Data excerpts
— Begin —
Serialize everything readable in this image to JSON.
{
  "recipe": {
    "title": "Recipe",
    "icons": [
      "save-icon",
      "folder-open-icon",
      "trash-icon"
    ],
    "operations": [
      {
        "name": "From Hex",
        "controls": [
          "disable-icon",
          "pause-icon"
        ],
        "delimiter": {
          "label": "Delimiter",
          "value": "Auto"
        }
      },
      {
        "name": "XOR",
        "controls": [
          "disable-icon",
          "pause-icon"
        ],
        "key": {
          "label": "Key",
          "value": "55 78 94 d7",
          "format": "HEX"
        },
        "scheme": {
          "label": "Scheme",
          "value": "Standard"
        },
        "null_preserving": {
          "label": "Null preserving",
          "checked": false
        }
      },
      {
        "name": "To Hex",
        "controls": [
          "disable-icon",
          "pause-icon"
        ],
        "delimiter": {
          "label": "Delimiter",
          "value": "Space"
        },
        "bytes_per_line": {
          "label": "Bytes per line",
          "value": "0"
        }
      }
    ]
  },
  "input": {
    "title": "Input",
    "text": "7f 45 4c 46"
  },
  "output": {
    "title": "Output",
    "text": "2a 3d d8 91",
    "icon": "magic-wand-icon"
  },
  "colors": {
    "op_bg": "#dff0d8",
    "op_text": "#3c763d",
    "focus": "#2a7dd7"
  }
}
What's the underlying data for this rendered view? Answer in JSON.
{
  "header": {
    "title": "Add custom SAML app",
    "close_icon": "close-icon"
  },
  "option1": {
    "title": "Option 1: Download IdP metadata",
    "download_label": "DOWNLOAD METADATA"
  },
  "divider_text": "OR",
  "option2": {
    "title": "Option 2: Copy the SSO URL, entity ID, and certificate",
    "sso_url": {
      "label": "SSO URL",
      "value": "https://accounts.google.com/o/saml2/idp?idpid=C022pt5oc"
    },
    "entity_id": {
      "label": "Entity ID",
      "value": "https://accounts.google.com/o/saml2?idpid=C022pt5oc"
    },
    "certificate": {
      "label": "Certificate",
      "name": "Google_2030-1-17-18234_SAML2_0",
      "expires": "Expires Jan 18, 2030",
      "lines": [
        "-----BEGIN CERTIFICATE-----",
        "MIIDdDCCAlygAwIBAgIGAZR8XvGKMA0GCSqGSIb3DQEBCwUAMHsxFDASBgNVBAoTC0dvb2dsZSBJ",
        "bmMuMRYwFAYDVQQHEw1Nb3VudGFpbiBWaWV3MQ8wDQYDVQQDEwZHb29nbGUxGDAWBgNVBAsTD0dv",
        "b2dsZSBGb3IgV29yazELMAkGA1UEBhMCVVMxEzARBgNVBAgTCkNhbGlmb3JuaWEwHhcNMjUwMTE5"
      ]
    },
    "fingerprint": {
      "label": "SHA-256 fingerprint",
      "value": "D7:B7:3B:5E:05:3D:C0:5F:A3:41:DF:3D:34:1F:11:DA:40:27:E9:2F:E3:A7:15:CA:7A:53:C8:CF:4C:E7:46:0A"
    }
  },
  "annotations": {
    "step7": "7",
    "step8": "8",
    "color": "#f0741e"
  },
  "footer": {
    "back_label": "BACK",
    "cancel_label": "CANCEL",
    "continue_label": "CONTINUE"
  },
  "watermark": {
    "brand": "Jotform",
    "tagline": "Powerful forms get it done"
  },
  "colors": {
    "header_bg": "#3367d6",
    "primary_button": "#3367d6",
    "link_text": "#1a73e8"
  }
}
— End —
SET PROBLEM: Go through the data above and find the lines with the word "accounts". Copy each of those lines.

RESULT OF THIS EXERCISE:
      "value": "https://accounts.google.com/o/saml2/idp?idpid=C022pt5oc"
      "value": "https://accounts.google.com/o/saml2?idpid=C022pt5oc"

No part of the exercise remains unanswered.